▶ _Your objective_
"위해서는" appears in how many lines of the entries? State only the number.

▶ _Extracted entries_

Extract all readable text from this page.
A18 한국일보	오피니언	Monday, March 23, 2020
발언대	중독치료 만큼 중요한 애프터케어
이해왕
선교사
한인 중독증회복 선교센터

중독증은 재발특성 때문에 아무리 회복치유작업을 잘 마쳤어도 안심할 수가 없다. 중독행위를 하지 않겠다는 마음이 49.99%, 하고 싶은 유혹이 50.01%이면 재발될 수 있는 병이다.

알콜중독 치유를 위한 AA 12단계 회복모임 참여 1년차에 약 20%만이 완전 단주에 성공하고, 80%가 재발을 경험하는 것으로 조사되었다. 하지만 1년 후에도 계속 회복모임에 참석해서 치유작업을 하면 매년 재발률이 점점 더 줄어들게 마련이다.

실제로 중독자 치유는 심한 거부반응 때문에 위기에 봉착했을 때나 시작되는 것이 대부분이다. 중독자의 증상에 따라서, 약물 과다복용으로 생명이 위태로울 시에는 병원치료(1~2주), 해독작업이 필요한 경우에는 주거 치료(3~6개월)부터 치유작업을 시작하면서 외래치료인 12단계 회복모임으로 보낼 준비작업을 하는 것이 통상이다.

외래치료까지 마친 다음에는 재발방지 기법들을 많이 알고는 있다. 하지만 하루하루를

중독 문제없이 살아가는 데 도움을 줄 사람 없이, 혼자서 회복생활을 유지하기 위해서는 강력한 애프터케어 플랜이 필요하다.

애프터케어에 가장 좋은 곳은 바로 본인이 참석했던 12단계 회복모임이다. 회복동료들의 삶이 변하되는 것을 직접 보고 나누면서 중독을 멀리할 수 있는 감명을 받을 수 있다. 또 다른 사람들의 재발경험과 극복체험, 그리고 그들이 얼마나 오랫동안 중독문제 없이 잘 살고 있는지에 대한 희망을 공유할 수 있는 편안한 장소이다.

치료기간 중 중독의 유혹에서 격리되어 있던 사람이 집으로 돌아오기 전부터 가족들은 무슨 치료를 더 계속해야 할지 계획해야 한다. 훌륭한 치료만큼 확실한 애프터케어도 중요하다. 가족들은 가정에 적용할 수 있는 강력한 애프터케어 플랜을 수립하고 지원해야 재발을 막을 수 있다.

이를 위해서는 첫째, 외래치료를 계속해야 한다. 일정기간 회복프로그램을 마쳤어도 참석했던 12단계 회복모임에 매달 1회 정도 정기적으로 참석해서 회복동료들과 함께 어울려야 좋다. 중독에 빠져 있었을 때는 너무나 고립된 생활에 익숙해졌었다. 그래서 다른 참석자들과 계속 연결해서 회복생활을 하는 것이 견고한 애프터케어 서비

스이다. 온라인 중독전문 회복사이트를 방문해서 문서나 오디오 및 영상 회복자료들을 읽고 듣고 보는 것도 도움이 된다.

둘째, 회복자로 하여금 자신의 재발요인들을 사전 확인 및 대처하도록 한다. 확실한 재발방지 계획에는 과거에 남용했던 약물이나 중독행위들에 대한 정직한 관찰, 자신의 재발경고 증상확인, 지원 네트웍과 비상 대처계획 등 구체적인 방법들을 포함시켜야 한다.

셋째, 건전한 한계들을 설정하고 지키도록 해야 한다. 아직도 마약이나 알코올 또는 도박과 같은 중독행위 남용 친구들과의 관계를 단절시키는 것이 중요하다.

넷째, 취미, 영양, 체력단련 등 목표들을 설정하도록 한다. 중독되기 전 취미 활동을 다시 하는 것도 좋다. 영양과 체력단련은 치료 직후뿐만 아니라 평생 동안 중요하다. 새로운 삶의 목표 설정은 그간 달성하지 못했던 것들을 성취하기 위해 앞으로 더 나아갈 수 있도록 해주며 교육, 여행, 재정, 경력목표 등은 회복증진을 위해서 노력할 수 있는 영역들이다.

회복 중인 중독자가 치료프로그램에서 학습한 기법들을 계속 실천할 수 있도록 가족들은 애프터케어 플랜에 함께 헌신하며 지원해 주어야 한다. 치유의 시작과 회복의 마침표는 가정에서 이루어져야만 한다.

▶ _Expected output_
2